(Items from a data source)
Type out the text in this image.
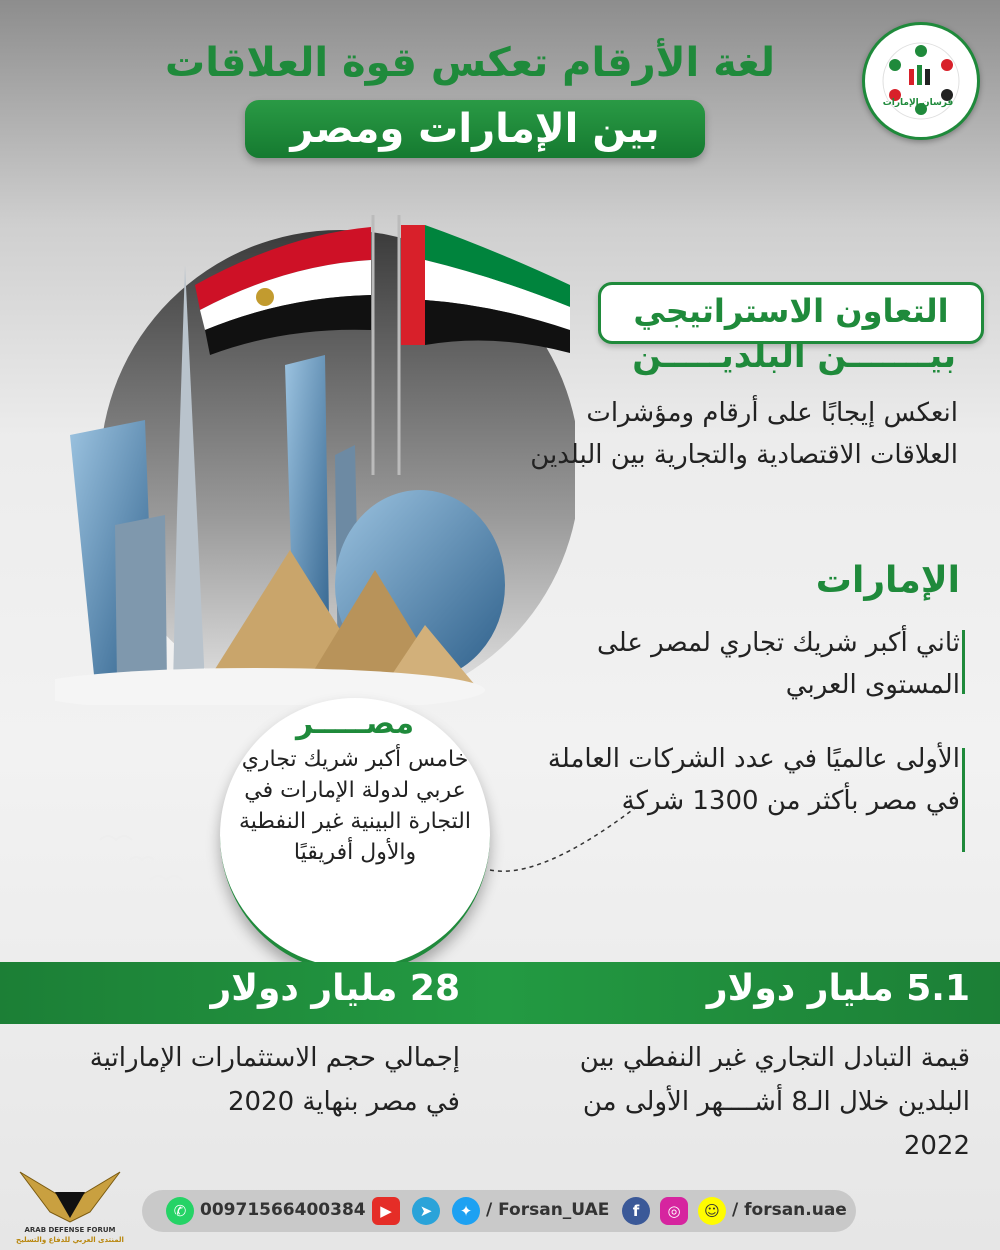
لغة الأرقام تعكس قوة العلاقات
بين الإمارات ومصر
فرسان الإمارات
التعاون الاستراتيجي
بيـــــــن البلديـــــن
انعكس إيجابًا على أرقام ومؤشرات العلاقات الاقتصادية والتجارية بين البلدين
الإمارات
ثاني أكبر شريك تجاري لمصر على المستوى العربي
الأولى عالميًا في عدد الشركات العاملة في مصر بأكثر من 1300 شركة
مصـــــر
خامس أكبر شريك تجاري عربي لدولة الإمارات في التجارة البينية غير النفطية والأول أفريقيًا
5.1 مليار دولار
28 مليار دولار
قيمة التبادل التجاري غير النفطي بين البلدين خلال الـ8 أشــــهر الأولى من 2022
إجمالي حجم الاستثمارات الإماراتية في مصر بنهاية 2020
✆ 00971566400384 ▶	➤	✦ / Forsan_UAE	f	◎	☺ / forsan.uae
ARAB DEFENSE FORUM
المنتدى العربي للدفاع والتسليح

---

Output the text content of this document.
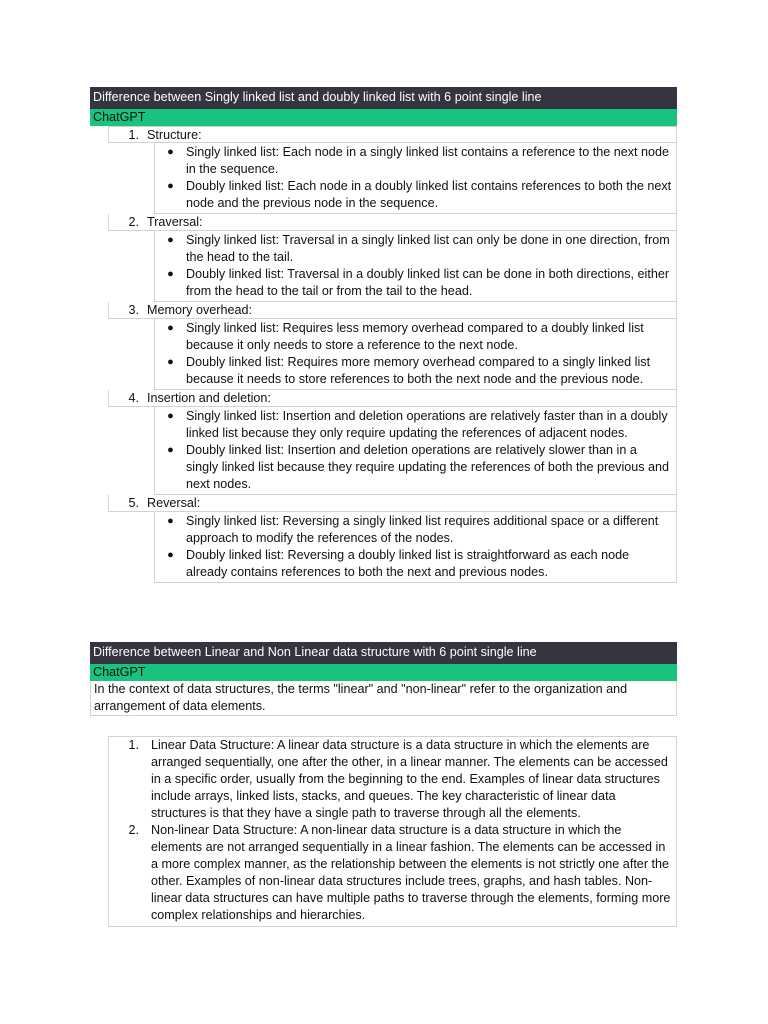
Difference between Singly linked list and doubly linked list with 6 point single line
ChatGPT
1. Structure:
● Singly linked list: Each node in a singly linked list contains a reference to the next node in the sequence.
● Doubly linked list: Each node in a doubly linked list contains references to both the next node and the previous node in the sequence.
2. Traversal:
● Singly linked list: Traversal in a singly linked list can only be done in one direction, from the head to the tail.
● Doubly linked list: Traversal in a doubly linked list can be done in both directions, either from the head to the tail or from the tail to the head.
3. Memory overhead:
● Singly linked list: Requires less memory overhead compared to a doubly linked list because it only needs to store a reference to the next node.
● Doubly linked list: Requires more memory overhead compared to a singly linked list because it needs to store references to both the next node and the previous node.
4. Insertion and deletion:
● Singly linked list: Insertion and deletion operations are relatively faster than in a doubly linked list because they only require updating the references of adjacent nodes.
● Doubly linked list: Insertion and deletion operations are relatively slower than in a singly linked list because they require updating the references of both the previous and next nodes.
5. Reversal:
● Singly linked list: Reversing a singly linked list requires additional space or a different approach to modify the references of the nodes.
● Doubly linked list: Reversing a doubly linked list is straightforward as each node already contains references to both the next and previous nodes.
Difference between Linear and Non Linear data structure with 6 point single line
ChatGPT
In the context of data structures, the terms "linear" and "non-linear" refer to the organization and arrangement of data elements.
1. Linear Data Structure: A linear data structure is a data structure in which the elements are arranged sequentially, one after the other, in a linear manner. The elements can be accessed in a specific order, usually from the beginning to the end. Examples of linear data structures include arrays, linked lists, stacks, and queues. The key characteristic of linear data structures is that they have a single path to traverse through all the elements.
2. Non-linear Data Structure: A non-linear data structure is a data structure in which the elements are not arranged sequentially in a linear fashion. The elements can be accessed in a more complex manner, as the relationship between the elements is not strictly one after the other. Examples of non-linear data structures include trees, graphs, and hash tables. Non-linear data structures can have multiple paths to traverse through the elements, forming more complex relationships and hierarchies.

Work required
Gather every line from the entries above where the word "done" appears, and copy them.

The response
● Singly linked list: Traversal in a singly linked list can only be done in one direction, from the head to the tail.
● Doubly linked list: Traversal in a doubly linked list can be done in both directions, either from the head to the tail or from the tail to the head.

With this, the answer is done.